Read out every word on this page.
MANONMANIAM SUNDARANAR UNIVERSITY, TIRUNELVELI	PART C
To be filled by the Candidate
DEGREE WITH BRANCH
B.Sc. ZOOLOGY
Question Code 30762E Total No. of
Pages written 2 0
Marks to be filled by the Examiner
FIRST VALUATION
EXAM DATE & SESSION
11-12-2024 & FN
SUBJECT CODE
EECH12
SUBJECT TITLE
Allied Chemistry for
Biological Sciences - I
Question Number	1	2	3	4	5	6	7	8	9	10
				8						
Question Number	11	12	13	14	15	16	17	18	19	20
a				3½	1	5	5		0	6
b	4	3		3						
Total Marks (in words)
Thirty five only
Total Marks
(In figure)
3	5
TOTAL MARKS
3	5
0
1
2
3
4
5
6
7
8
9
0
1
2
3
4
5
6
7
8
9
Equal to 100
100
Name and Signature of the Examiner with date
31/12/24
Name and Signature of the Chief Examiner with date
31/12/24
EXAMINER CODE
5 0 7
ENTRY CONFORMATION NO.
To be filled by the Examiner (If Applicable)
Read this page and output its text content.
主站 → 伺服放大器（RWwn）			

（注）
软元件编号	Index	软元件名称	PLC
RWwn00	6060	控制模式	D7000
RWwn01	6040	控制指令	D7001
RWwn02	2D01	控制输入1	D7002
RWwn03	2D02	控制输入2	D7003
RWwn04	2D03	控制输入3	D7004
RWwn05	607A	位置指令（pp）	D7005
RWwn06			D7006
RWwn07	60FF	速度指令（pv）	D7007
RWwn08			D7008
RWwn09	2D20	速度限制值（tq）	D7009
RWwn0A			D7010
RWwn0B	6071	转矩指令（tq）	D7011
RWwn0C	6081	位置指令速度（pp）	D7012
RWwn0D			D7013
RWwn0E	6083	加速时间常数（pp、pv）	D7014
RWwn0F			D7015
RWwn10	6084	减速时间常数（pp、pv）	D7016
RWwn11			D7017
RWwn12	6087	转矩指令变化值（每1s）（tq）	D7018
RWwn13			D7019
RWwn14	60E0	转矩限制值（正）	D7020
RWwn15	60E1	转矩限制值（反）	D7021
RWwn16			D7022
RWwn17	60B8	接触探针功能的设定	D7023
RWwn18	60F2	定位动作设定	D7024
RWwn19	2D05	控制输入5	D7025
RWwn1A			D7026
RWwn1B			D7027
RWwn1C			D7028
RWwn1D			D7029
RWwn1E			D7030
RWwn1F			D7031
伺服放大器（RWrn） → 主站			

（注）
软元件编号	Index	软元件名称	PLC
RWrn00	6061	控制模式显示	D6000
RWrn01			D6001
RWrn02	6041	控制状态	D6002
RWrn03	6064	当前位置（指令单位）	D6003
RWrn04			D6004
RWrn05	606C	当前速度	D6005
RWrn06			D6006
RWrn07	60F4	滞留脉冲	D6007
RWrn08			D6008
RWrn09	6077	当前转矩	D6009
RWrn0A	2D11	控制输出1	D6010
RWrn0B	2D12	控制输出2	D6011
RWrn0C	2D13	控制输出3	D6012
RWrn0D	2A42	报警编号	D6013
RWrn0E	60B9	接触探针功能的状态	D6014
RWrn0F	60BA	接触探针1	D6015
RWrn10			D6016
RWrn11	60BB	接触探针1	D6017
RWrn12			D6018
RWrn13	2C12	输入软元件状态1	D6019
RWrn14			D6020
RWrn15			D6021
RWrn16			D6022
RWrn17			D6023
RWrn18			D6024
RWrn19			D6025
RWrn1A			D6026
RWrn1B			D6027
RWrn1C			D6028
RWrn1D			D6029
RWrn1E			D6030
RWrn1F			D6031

★ ★ ★

GIVEN PROBLEM
Restate each entry exactly, skipping none.

FULL OUTPUT
Read out every word on this page.
MANONMANIAM SUNDARANAR UNIVERSITY, TIRUNELVELI	PART C
To be filled by the Candidate
DEGREE WITH BRANCH
B.Sc. ZOOLOGY
Question Code 30762E Total No. of
Pages written 2 0
Marks to be filled by the Examiner
FIRST VALUATION
EXAM DATE & SESSION
11-12-2024 & FN
SUBJECT CODE
EECH12
SUBJECT TITLE
Allied Chemistry for
Biological Sciences - I
Question Number	1	2	3	4	5	6	7	8	9	10
				8						
Question Number	11	12	13	14	15	16	17	18	19	20
a				3½	1	5	5		0	6
b	4	3		3						
Total Marks (in words)
Thirty five only
Total Marks
(In figure)
3	5
TOTAL MARKS
3	5
0
1
2
3
4
5
6
7
8
9
0
1
2
3
4
5
6
7
8
9
Equal to 100
100
Name and Signature of the Examiner with date
31/12/24
Name and Signature of the Chief Examiner with date
31/12/24
EXAMINER CODE
5 0 7
ENTRY CONFORMATION NO.
To be filled by the Examiner (If Applicable)
Read this page and output its text content.
主站 → 伺服放大器（RWwn）			

（注）
软元件编号	Index	软元件名称	PLC
RWwn00	6060	控制模式	D7000
RWwn01	6040	控制指令	D7001
RWwn02	2D01	控制输入1	D7002
RWwn03	2D02	控制输入2	D7003
RWwn04	2D03	控制输入3	D7004
RWwn05	607A	位置指令（pp）	D7005
RWwn06			D7006
RWwn07	60FF	速度指令（pv）	D7007
RWwn08			D7008
RWwn09	2D20	速度限制值（tq）	D7009
RWwn0A			D7010
RWwn0B	6071	转矩指令（tq）	D7011
RWwn0C	6081	位置指令速度（pp）	D7012
RWwn0D			D7013
RWwn0E	6083	加速时间常数（pp、pv）	D7014
RWwn0F			D7015
RWwn10	6084	减速时间常数（pp、pv）	D7016
RWwn11			D7017
RWwn12	6087	转矩指令变化值（每1s）（tq）	D7018
RWwn13			D7019
RWwn14	60E0	转矩限制值（正）	D7020
RWwn15	60E1	转矩限制值（反）	D7021
RWwn16			D7022
RWwn17	60B8	接触探针功能的设定	D7023
RWwn18	60F2	定位动作设定	D7024
RWwn19	2D05	控制输入5	D7025
RWwn1A			D7026
RWwn1B			D7027
RWwn1C			D7028
RWwn1D			D7029
RWwn1E			D7030
RWwn1F			D7031
伺服放大器（RWrn） → 主站			

（注）
软元件编号	Index	软元件名称	PLC
RWrn00	6061	控制模式显示	D6000
RWrn01			D6001
RWrn02	6041	控制状态	D6002
RWrn03	6064	当前位置（指令单位）	D6003
RWrn04			D6004
RWrn05	606C	当前速度	D6005
RWrn06			D6006
RWrn07	60F4	滞留脉冲	D6007
RWrn08			D6008
RWrn09	6077	当前转矩	D6009
RWrn0A	2D11	控制输出1	D6010
RWrn0B	2D12	控制输出2	D6011
RWrn0C	2D13	控制输出3	D6012
RWrn0D	2A42	报警编号	D6013
RWrn0E	60B9	接触探针功能的状态	D6014
RWrn0F	60BA	接触探针1	D6015
RWrn10			D6016
RWrn11	60BB	接触探针1	D6017
RWrn12			D6018
RWrn13	2C12	输入软元件状态1	D6019
RWrn14			D6020
RWrn15			D6021
RWrn16			D6022
RWrn17			D6023
RWrn18			D6024
RWrn19			D6025
RWrn1A			D6026
RWrn1B			D6027
RWrn1C			D6028
RWrn1D			D6029
RWrn1E			D6030
RWrn1F			D6031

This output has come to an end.